(begin)

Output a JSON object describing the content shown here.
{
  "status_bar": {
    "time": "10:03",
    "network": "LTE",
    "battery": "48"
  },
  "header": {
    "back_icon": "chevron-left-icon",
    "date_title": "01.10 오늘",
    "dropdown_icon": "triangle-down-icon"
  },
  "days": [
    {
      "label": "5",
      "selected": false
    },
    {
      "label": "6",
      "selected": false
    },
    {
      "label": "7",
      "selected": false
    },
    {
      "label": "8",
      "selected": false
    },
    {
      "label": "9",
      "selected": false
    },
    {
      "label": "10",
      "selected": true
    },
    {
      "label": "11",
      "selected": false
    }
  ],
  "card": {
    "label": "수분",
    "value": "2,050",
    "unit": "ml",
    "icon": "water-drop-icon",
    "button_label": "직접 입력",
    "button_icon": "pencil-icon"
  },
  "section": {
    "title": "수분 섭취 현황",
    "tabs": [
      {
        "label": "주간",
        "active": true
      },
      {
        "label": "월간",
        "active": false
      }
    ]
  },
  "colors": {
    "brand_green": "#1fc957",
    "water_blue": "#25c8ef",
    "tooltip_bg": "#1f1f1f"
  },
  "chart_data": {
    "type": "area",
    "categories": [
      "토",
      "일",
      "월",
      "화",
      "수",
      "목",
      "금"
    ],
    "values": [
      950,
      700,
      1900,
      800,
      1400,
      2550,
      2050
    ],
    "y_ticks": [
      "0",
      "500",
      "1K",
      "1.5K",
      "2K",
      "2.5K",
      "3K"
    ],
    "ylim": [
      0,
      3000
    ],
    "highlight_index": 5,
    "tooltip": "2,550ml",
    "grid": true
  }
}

(end)

Short problem
Which lines in the data above contain "icon"? Show each one.

Reply to the exercise
    "back_icon": "chevron-left-icon",
    "dropdown_icon": "triangle-down-icon"
    "icon": "water-drop-icon",
    "button_icon": "pencil-icon"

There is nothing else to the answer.